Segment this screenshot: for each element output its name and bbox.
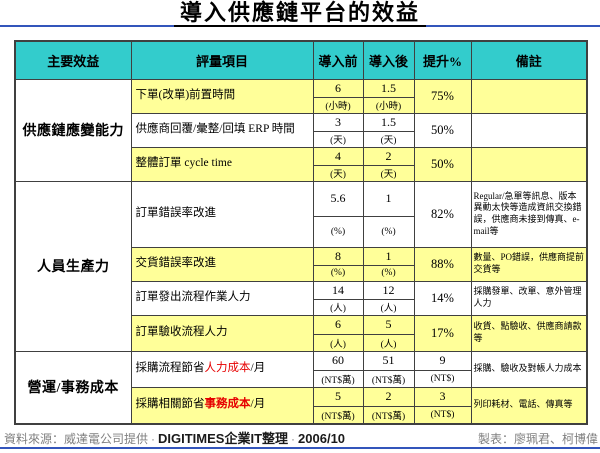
table-row: 供應鏈應變能力 下單(改單)前置時間 6 (小時) 1.5 (小時) 75%: [14, 78, 588, 182]
table-header-row: 主要效益 評量項目 導入前 導入後 提升% 備註: [14, 40, 588, 80]
measure-item: 訂單驗收流程人力: [130, 314, 314, 352]
after-value-cell: 12 (人): [362, 280, 415, 316]
before-value-cell: 5 (NT$萬): [312, 386, 364, 424]
footer: 資料來源：威達電公司提供 · DIGITIMES企業IT整理 · 2006/10 製表：…: [4, 428, 598, 448]
col-header-after: 導入後: [362, 40, 415, 80]
before-value-cell: 6 (人): [312, 314, 364, 352]
highlighted-cost-term: 事務成本: [204, 398, 251, 411]
source-org: DIGITIMES企業IT整理: [158, 431, 289, 446]
note-cell: 列印耗材、電話、傳真等: [470, 386, 588, 424]
measure-item: 採購流程節省人力成本/月: [130, 350, 314, 388]
improvement-cell: 82%: [413, 180, 472, 248]
after-value-cell: 1.5 (天): [362, 112, 415, 148]
before-value-cell: 14 (人): [312, 280, 364, 316]
col-header-main-benefit: 主要效益: [14, 40, 132, 80]
page-title: 導入供應鏈平台的效益: [173, 0, 426, 27]
improvement-cell: 88%: [413, 246, 472, 282]
note-cell: 收貨、點驗收、供應商請款等: [470, 314, 588, 352]
before-value-cell: 6 (小時): [312, 78, 364, 114]
table-row: 訂單驗收流程人力 6 (人) 5 (人) 17% 收貨、點驗收、供應商請款等: [15, 314, 588, 352]
col-header-notes: 備註: [470, 40, 588, 80]
table-row: 營運/事務成本 採購流程節省人力成本/月 60 (NT$萬) 51 (NT$萬) 9…: [14, 350, 588, 424]
after-value-cell: 1 (%): [362, 246, 415, 282]
title-bar: 導入供應鏈平台的效益: [0, 0, 600, 27]
after-value-cell: 1 (%): [362, 180, 415, 248]
measure-item: 採購相關節省事務成本/月: [130, 386, 314, 424]
measure-item: 交貨錯誤率改進: [130, 246, 314, 282]
highlighted-cost-term: 人力成本: [204, 362, 251, 375]
measure-item: 整體訂單 cycle time: [130, 146, 314, 182]
before-value-cell: 4 (天): [312, 146, 364, 182]
col-header-measure-item: 評量項目: [130, 40, 314, 80]
source-label: 資料來源：威達電公司提供: [4, 432, 149, 446]
note-cell: [470, 78, 588, 114]
before-value-cell: 3 (天): [312, 112, 364, 148]
before-value-cell: 5.6 (%): [312, 180, 364, 248]
table-row: 整體訂單 cycle time 4 (天) 2 (天) 50%: [15, 146, 588, 182]
col-header-before: 導入前: [312, 40, 364, 80]
after-value-cell: 2 (NT$萬): [362, 386, 415, 424]
group-label-supply-chain-agility: 供應鏈應變能力: [14, 78, 132, 182]
group-label-personnel-productivity: 人員生產力: [14, 180, 132, 352]
improvement-cell: 50%: [413, 146, 472, 182]
measure-item: 供應商回覆/彙整/回填 ERP 時間: [130, 112, 314, 148]
improvement-cell: 3 (NT$): [413, 386, 472, 424]
improvement-cell: 14%: [413, 280, 472, 316]
improvement-cell: 75%: [413, 78, 472, 114]
group-label-operating-admin-cost: 營運/事務成本: [14, 350, 132, 424]
note-cell: 採購發單、改單、意外管理人力: [470, 280, 588, 316]
improvement-cell: 50%: [413, 112, 472, 148]
separator-dot: ·: [151, 432, 156, 446]
measure-item: 訂單發出流程作業人力: [130, 280, 314, 316]
table-row: 採購相關節省事務成本/月 5 (NT$萬) 2 (NT$萬) 3 (NT$) 列印耗材…: [15, 386, 588, 424]
bottom-divider: [0, 447, 600, 449]
table-row: 訂單發出流程作業人力 14 (人) 12 (人) 14% 採購發單、改單、意外管理人…: [15, 280, 588, 316]
note-cell: [470, 112, 588, 148]
note-cell: 採購、驗收及對帳人力成本: [470, 350, 588, 388]
after-value-cell: 5 (人): [362, 314, 415, 352]
after-value-cell: 2 (天): [362, 146, 415, 182]
before-value-cell: 60 (NT$萬): [312, 350, 364, 388]
before-value-cell: 8 (%): [312, 246, 364, 282]
table-row: 人員生產力 訂單錯誤率改進 5.6 (%) 1 (%) 82% Regular/急單…: [14, 180, 588, 352]
credit: 製表：廖珮君、柯博偉: [477, 432, 598, 446]
col-header-improvement: 提升%: [413, 40, 472, 80]
note-cell: [470, 146, 588, 182]
after-value-cell: 51 (NT$萬): [362, 350, 415, 388]
note-cell: 數量、PO錯誤，供應商提前交貨等: [470, 246, 588, 282]
benefits-table: 主要效益 評量項目 導入前 導入後 提升% 備註 供應鏈應變能力 下單(改單)前…: [14, 40, 588, 425]
improvement-cell: 17%: [413, 314, 472, 352]
measure-item: 訂單錯誤率改進: [130, 180, 314, 248]
after-value-cell: 1.5 (小時): [362, 78, 415, 114]
measure-item: 下單(改單)前置時間: [130, 78, 314, 114]
source-date: 2006/10: [298, 431, 346, 446]
separator-dot: ·: [291, 432, 296, 446]
improvement-cell: 9 (NT$): [413, 350, 472, 388]
note-cell: Regular/急單等訊息、版本異動太快等造成資訊交換錯誤，供應商未接到傳真、e…: [470, 180, 588, 248]
source-line: 資料來源：威達電公司提供 · DIGITIMES企業IT整理 · 2006/10: [4, 428, 345, 448]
• • •
Task statement:
Reproduce the listing above line for line, without alteration, and omit the picture.

Written response:
Segment this screenshot: for each element output its name and bbox.
table-row: 供應鏈應變能力 下單(改單)前置時間 6 (小時) 1.5 (小時) 75%: [14, 78, 588, 182]
table-header-row: 主要效益 評量項目 導入前 導入後 提升% 備註: [14, 40, 588, 80]
measure-item: 訂單驗收流程人力: [130, 314, 314, 352]
after-value-cell: 12 (人): [362, 280, 415, 316]
before-value-cell: 5 (NT$萬): [312, 386, 364, 424]
footer: 資料來源：威達電公司提供 · DIGITIMES企業IT整理 · 2006/10 製表：…: [4, 428, 598, 448]
col-header-after: 導入後: [362, 40, 415, 80]
before-value-cell: 6 (人): [312, 314, 364, 352]
highlighted-cost-term: 事務成本: [204, 398, 251, 411]
source-org: DIGITIMES企業IT整理: [158, 431, 289, 446]
note-cell: 列印耗材、電話、傳真等: [470, 386, 588, 424]
measure-item: 採購流程節省人力成本/月: [130, 350, 314, 388]
improvement-cell: 82%: [413, 180, 472, 248]
after-value-cell: 1.5 (天): [362, 112, 415, 148]
before-value-cell: 14 (人): [312, 280, 364, 316]
col-header-main-benefit: 主要效益: [14, 40, 132, 80]
page-title: 導入供應鏈平台的效益: [173, 0, 426, 27]
improvement-cell: 88%: [413, 246, 472, 282]
note-cell: 收貨、點驗收、供應商請款等: [470, 314, 588, 352]
before-value-cell: 6 (小時): [312, 78, 364, 114]
table-row: 訂單驗收流程人力 6 (人) 5 (人) 17% 收貨、點驗收、供應商請款等: [15, 314, 588, 352]
col-header-notes: 備註: [470, 40, 588, 80]
table-row: 營運/事務成本 採購流程節省人力成本/月 60 (NT$萬) 51 (NT$萬) 9…: [14, 350, 588, 424]
after-value-cell: 1 (%): [362, 246, 415, 282]
title-bar: 導入供應鏈平台的效益: [0, 0, 600, 27]
after-value-cell: 1 (%): [362, 180, 415, 248]
measure-item: 採購相關節省事務成本/月: [130, 386, 314, 424]
measure-item: 交貨錯誤率改進: [130, 246, 314, 282]
highlighted-cost-term: 人力成本: [204, 362, 251, 375]
measure-item: 整體訂單 cycle time: [130, 146, 314, 182]
before-value-cell: 4 (天): [312, 146, 364, 182]
col-header-measure-item: 評量項目: [130, 40, 314, 80]
source-label: 資料來源：威達電公司提供: [4, 432, 149, 446]
note-cell: [470, 78, 588, 114]
before-value-cell: 3 (天): [312, 112, 364, 148]
before-value-cell: 5.6 (%): [312, 180, 364, 248]
table-row: 整體訂單 cycle time 4 (天) 2 (天) 50%: [15, 146, 588, 182]
col-header-before: 導入前: [312, 40, 364, 80]
after-value-cell: 2 (NT$萬): [362, 386, 415, 424]
group-label-supply-chain-agility: 供應鏈應變能力: [14, 78, 132, 182]
group-label-personnel-productivity: 人員生產力: [14, 180, 132, 352]
improvement-cell: 50%: [413, 146, 472, 182]
measure-item: 供應商回覆/彙整/回填 ERP 時間: [130, 112, 314, 148]
improvement-cell: 3 (NT$): [413, 386, 472, 424]
improvement-cell: 14%: [413, 280, 472, 316]
improvement-cell: 75%: [413, 78, 472, 114]
group-label-operating-admin-cost: 營運/事務成本: [14, 350, 132, 424]
note-cell: 採購發單、改單、意外管理人力: [470, 280, 588, 316]
improvement-cell: 50%: [413, 112, 472, 148]
separator-dot: ·: [151, 432, 156, 446]
measure-item: 訂單發出流程作業人力: [130, 280, 314, 316]
table-row: 採購相關節省事務成本/月 5 (NT$萬) 2 (NT$萬) 3 (NT$) 列印耗材…: [15, 386, 588, 424]
bottom-divider: [0, 447, 600, 449]
table-row: 訂單發出流程作業人力 14 (人) 12 (人) 14% 採購發單、改單、意外管理人…: [15, 280, 588, 316]
note-cell: [470, 112, 588, 148]
note-cell: 採購、驗收及對帳人力成本: [470, 350, 588, 388]
after-value-cell: 5 (人): [362, 314, 415, 352]
after-value-cell: 2 (天): [362, 146, 415, 182]
before-value-cell: 60 (NT$萬): [312, 350, 364, 388]
before-value-cell: 8 (%): [312, 246, 364, 282]
table-row: 人員生產力 訂單錯誤率改進 5.6 (%) 1 (%) 82% Regular/急單…: [14, 180, 588, 352]
credit: 製表：廖珮君、柯博偉: [477, 432, 598, 446]
col-header-improvement: 提升%: [413, 40, 472, 80]
note-cell: [470, 146, 588, 182]
after-value-cell: 51 (NT$萬): [362, 350, 415, 388]
note-cell: 數量、PO錯誤，供應商提前交貨等: [470, 246, 588, 282]
benefits-table: 主要效益 評量項目 導入前 導入後 提升% 備註 供應鏈應變能力 下單(改單)前…: [14, 40, 588, 425]
improvement-cell: 17%: [413, 314, 472, 352]
measure-item: 訂單錯誤率改進: [130, 180, 314, 248]
after-value-cell: 1.5 (小時): [362, 78, 415, 114]
measure-item: 下單(改單)前置時間: [130, 78, 314, 114]
source-date: 2006/10: [298, 431, 346, 446]
separator-dot: ·: [291, 432, 296, 446]
improvement-cell: 9 (NT$): [413, 350, 472, 388]
note-cell: Regular/急單等訊息、版本異動太快等造成資訊交換錯誤，供應商未接到傳真、e…: [470, 180, 588, 248]
source-line: 資料來源：威達電公司提供 · DIGITIMES企業IT整理 · 2006/10: [4, 428, 345, 448]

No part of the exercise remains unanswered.